Below are the entries; state how many of their lines contain the string "Insert", and nothing more.

** start Record list **

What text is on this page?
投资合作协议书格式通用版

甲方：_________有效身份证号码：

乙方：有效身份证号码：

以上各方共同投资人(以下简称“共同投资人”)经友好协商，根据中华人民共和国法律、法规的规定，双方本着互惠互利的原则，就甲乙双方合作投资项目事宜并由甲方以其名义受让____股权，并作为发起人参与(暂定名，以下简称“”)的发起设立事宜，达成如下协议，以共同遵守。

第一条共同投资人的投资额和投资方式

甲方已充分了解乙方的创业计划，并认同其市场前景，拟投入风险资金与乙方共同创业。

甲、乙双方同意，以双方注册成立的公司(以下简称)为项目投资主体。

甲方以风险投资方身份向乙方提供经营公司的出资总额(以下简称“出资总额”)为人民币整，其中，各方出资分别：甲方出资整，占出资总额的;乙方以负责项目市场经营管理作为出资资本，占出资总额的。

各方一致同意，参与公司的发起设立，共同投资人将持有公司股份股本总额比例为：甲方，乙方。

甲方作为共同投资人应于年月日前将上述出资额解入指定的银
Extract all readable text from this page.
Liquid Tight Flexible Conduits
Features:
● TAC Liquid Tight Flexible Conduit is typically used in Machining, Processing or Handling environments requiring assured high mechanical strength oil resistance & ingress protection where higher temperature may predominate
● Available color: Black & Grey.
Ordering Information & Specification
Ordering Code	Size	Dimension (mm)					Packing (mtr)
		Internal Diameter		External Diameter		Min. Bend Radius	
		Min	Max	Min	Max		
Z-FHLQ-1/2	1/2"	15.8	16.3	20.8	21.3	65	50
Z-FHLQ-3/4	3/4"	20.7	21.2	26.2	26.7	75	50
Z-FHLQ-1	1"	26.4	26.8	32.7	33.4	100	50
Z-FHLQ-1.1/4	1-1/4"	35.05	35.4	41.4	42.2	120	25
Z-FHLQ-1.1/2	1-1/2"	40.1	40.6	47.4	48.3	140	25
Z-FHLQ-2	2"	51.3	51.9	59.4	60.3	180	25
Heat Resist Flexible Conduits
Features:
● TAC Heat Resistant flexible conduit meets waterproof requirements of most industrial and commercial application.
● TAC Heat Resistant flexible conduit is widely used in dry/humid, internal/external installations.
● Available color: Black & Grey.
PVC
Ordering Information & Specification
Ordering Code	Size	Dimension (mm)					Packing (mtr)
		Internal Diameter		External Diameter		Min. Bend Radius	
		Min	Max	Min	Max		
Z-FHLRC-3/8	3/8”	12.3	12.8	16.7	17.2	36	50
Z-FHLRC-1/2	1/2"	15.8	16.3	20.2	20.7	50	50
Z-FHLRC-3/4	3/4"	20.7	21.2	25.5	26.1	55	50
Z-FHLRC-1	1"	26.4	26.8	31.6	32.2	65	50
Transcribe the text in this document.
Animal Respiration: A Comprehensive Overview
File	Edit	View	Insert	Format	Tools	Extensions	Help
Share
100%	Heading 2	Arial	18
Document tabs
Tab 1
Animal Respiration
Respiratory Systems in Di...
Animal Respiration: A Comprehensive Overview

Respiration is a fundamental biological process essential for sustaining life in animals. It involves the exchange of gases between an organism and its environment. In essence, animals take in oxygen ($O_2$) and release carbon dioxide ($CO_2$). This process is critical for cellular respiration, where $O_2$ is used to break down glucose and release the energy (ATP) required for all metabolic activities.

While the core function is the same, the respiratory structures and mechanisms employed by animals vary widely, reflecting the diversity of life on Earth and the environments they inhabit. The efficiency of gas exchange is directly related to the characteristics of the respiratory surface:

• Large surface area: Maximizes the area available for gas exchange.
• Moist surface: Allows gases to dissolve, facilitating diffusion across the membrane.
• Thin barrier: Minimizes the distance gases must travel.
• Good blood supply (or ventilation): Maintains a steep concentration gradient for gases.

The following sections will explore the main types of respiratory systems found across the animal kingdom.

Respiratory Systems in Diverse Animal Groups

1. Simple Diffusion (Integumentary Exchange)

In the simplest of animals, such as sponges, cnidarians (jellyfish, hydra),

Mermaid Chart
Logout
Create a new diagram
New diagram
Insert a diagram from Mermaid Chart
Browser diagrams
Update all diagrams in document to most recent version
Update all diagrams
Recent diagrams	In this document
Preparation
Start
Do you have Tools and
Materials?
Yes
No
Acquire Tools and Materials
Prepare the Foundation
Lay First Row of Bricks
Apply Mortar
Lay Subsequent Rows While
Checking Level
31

** end Record list **

• Response: 2